▸ WRITTEN PROBLEM:
For the records below, say how many lines contain the string "role". Give the number only.

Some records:
━━━━━━━━━━━━━━━━
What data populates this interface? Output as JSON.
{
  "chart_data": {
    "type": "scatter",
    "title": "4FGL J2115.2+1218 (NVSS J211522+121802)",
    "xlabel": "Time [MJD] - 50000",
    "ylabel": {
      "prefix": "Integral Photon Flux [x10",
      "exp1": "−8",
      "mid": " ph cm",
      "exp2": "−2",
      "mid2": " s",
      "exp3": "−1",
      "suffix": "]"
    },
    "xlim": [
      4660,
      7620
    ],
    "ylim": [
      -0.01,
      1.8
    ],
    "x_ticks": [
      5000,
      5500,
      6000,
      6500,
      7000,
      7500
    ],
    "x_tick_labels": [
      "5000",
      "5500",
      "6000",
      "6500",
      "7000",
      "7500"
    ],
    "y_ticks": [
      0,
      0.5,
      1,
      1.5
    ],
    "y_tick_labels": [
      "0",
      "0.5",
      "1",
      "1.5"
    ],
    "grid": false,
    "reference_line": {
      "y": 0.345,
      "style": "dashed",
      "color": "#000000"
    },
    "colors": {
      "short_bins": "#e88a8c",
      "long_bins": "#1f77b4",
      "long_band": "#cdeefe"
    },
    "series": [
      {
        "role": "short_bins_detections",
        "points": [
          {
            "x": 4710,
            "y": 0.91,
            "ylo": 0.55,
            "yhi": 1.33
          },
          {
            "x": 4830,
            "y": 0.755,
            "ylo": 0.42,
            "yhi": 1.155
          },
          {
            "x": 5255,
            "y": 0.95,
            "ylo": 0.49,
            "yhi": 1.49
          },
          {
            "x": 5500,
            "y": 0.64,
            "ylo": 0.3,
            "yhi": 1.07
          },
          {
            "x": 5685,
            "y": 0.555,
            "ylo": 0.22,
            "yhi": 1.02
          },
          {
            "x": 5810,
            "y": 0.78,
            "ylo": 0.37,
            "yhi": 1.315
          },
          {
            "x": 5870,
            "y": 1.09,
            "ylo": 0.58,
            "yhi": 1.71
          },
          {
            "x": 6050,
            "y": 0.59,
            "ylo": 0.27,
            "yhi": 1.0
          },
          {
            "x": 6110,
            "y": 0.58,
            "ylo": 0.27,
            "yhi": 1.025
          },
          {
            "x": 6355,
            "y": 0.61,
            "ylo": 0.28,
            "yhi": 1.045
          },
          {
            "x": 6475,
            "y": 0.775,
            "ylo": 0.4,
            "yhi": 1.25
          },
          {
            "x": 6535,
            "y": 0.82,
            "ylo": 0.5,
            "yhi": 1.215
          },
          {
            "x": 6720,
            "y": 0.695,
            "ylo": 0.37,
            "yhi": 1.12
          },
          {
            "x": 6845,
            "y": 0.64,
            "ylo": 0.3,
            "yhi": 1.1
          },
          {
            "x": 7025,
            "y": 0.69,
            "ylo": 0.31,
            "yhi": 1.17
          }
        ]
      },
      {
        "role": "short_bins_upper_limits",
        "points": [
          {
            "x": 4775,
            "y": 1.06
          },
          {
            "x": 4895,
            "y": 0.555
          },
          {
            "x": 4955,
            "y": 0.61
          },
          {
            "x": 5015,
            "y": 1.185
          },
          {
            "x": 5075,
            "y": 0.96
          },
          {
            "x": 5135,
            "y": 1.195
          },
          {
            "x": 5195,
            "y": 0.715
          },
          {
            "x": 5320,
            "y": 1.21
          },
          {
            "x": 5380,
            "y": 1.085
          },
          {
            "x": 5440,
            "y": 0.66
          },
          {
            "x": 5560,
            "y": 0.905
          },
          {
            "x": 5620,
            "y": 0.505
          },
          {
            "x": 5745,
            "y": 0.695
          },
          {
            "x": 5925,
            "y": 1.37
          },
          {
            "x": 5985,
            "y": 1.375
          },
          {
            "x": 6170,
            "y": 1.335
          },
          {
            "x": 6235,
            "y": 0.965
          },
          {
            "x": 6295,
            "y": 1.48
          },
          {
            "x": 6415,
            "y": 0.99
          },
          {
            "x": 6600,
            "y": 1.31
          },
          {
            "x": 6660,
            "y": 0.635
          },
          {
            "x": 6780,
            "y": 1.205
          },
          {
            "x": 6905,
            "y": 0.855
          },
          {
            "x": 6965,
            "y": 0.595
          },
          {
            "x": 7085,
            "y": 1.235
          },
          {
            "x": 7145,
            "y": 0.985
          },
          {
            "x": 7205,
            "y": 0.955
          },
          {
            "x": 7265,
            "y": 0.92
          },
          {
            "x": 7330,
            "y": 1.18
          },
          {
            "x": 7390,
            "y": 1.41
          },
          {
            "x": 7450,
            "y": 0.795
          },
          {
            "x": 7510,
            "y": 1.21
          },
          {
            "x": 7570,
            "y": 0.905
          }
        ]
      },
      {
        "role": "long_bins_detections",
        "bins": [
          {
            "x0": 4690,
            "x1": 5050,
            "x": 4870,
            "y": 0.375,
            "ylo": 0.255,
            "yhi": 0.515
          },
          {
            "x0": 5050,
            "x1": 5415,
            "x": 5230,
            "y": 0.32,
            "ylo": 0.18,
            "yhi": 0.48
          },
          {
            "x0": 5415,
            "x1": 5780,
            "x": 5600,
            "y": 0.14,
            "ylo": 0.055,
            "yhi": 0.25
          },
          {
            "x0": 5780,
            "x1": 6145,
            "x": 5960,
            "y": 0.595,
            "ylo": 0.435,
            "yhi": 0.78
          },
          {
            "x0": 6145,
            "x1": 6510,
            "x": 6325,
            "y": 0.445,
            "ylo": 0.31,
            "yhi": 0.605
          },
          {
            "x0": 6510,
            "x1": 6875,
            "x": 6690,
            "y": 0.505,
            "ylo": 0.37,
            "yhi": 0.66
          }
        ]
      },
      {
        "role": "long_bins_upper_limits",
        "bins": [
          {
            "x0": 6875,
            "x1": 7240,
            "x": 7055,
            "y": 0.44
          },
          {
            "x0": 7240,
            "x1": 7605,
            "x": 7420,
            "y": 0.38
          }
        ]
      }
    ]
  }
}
━━━━━━━━━━━━━━━━
▸ THE OUTPUT:
4